» **What is expected**
Copy every line from the one containing "What's the underlying" through the last line of the records below, both included, and nothing else.

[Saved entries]
--- begin ---
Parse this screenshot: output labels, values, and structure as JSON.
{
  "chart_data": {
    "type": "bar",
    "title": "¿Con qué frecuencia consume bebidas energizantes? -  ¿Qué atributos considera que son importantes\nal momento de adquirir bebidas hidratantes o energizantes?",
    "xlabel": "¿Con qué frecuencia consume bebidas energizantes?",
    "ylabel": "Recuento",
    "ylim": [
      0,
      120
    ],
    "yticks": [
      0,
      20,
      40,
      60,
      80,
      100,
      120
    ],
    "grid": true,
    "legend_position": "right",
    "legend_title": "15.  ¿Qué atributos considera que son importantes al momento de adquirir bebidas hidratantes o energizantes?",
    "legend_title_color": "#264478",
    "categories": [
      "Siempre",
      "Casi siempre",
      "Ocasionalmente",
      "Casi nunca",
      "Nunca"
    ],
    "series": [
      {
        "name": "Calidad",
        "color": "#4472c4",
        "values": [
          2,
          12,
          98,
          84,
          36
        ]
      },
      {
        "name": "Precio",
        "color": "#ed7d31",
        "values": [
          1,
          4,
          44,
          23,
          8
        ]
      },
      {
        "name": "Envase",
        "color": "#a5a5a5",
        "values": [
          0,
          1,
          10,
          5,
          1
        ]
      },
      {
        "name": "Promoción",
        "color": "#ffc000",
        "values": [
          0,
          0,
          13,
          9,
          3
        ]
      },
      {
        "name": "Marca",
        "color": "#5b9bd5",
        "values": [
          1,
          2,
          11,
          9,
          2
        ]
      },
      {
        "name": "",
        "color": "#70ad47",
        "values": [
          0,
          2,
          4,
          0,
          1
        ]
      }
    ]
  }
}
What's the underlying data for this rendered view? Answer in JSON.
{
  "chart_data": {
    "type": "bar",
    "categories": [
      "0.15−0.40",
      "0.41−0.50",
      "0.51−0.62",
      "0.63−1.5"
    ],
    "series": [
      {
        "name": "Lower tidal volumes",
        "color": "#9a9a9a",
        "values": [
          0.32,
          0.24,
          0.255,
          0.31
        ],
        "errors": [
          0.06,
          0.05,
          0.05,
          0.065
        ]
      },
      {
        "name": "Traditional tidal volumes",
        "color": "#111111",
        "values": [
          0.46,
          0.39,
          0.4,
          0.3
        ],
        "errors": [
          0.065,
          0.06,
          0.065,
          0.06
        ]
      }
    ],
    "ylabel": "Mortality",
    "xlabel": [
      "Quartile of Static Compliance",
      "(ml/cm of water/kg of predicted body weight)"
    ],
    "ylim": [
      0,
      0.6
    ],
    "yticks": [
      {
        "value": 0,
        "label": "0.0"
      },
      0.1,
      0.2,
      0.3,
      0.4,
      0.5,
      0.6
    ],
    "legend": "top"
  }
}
--- end ---
» **Solution**
What's the underlying data for this rendered view? Answer in JSON.
{
  "chart_data": {
    "type": "bar",
    "categories": [
      "0.15−0.40",
      "0.41−0.50",
      "0.51−0.62",
      "0.63−1.5"
    ],
    "series": [
      {
        "name": "Lower tidal volumes",
        "color": "#9a9a9a",
        "values": [
          0.32,
          0.24,
          0.255,
          0.31
        ],
        "errors": [
          0.06,
          0.05,
          0.05,
          0.065
        ]
      },
      {
        "name": "Traditional tidal volumes",
        "color": "#111111",
        "values": [
          0.46,
          0.39,
          0.4,
          0.3
        ],
        "errors": [
          0.065,
          0.06,
          0.065,
          0.06
        ]
      }
    ],
    "ylabel": "Mortality",
    "xlabel": [
      "Quartile of Static Compliance",
      "(ml/cm of water/kg of predicted body weight)"
    ],
    "ylim": [
      0,
      0.6
    ],
    "yticks": [
      {
        "value": 0,
        "label": "0.0"
      },
      0.1,
      0.2,
      0.3,
      0.4,
      0.5,
      0.6
    ],
    "legend": "top"
  }
}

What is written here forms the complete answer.